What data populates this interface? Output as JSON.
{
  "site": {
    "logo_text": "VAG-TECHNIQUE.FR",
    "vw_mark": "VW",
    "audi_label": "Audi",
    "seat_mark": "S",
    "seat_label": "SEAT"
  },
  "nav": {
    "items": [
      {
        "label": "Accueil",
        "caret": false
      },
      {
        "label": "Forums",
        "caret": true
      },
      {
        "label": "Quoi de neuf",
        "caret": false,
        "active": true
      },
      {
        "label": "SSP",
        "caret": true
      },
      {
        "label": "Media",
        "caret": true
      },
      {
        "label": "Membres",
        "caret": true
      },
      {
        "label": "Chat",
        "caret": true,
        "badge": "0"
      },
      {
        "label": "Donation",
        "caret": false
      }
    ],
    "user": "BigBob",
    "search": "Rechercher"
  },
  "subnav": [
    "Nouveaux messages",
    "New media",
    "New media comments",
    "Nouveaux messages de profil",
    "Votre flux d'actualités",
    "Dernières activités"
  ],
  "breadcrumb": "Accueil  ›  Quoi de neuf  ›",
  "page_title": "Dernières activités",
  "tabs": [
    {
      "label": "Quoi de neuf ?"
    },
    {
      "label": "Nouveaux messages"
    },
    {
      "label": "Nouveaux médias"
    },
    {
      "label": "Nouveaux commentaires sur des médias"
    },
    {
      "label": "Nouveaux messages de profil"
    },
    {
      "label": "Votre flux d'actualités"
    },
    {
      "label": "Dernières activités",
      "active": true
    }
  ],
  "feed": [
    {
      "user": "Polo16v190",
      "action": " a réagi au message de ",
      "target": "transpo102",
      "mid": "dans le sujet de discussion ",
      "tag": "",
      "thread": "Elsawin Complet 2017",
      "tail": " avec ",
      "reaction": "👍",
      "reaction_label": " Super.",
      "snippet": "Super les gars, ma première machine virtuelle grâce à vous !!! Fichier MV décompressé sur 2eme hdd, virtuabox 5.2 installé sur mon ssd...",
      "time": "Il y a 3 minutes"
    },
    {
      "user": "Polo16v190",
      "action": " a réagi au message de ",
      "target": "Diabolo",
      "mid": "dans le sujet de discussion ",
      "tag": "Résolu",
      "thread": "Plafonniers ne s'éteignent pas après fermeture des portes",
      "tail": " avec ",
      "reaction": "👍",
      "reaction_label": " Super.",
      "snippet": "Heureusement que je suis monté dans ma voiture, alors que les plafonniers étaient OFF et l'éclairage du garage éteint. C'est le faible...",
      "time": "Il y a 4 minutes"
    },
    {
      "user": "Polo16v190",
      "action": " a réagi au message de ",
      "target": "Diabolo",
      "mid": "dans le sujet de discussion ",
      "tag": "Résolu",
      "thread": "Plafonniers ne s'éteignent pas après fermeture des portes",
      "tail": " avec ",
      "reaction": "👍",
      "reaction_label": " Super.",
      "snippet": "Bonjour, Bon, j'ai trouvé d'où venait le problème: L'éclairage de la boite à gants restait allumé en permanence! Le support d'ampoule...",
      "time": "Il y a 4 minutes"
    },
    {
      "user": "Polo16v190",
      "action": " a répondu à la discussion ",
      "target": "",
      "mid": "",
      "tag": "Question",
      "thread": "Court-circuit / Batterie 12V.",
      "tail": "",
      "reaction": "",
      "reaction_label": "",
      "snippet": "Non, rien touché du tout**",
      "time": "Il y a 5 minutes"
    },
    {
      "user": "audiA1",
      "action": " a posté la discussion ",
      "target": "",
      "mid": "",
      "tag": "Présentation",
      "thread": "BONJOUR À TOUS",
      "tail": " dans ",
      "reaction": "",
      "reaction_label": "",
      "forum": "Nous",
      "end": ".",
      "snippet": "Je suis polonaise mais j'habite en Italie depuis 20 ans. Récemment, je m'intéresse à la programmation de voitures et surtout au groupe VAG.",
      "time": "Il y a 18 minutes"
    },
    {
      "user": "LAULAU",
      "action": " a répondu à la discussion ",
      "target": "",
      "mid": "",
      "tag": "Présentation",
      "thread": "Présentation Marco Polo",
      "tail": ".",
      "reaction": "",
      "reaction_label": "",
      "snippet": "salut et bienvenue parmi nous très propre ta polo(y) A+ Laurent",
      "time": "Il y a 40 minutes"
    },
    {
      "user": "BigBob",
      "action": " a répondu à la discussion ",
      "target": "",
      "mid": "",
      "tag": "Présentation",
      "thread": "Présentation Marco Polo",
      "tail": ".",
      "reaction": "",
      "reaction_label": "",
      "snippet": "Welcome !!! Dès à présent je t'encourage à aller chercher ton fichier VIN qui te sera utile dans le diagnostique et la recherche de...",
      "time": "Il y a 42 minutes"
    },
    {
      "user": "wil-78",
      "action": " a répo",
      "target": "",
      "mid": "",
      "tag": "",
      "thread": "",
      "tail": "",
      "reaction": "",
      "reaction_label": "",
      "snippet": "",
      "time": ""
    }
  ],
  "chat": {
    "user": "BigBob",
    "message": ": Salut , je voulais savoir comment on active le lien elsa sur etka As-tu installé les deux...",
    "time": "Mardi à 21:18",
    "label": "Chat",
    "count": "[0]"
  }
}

> **GIVEN PROBLEM**: Of the lines in the material, how many hold the word "minutes"? Reply with the number only.

> **SOLUTION TO THIS TASK**: 7